(Stored data)

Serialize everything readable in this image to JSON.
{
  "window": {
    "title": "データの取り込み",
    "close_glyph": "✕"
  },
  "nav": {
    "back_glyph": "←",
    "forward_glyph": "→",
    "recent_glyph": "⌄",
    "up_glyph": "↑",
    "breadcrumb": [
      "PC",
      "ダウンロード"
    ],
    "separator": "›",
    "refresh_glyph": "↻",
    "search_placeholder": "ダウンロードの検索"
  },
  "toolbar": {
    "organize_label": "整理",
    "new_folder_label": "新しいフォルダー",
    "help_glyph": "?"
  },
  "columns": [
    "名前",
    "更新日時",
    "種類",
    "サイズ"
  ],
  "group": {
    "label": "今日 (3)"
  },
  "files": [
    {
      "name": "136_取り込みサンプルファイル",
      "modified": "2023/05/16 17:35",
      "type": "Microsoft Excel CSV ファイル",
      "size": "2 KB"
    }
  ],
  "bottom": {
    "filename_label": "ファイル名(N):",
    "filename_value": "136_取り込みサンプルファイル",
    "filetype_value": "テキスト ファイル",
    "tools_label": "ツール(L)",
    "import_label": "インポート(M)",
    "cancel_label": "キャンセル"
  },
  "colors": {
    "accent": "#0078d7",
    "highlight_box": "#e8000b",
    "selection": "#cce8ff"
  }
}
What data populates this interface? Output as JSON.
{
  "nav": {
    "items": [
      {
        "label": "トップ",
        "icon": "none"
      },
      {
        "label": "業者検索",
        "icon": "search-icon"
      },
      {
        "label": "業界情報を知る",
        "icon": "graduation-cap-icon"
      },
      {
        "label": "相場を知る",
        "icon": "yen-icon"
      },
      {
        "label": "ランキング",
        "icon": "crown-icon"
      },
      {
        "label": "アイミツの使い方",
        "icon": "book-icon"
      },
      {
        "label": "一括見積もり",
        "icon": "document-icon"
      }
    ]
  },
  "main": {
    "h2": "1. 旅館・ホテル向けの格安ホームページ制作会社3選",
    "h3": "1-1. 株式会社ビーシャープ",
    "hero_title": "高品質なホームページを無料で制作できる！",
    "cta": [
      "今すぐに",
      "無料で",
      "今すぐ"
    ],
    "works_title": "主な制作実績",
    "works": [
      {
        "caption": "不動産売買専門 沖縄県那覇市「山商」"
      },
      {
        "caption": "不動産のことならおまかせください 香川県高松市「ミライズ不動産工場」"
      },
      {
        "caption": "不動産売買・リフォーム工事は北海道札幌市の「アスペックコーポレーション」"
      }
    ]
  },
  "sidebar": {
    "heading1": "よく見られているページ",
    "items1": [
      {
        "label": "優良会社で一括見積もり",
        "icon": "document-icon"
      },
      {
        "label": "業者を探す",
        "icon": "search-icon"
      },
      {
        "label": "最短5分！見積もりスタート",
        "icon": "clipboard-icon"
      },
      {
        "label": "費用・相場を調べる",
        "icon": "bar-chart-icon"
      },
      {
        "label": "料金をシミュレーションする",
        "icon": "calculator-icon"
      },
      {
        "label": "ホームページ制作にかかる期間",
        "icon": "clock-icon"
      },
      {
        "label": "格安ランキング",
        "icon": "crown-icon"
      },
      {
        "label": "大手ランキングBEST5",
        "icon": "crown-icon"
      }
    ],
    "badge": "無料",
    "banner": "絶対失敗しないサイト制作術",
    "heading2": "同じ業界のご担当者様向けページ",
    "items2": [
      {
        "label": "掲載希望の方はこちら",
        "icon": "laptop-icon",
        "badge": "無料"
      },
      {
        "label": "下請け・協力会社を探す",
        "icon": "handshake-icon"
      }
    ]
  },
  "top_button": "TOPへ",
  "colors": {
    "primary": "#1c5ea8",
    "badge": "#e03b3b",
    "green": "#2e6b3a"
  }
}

_Request_
Report each line of the material above where the word "this" appears.

_Problem solution_
Serialize everything readable in this image to JSON.
What data populates this interface? Output as JSON.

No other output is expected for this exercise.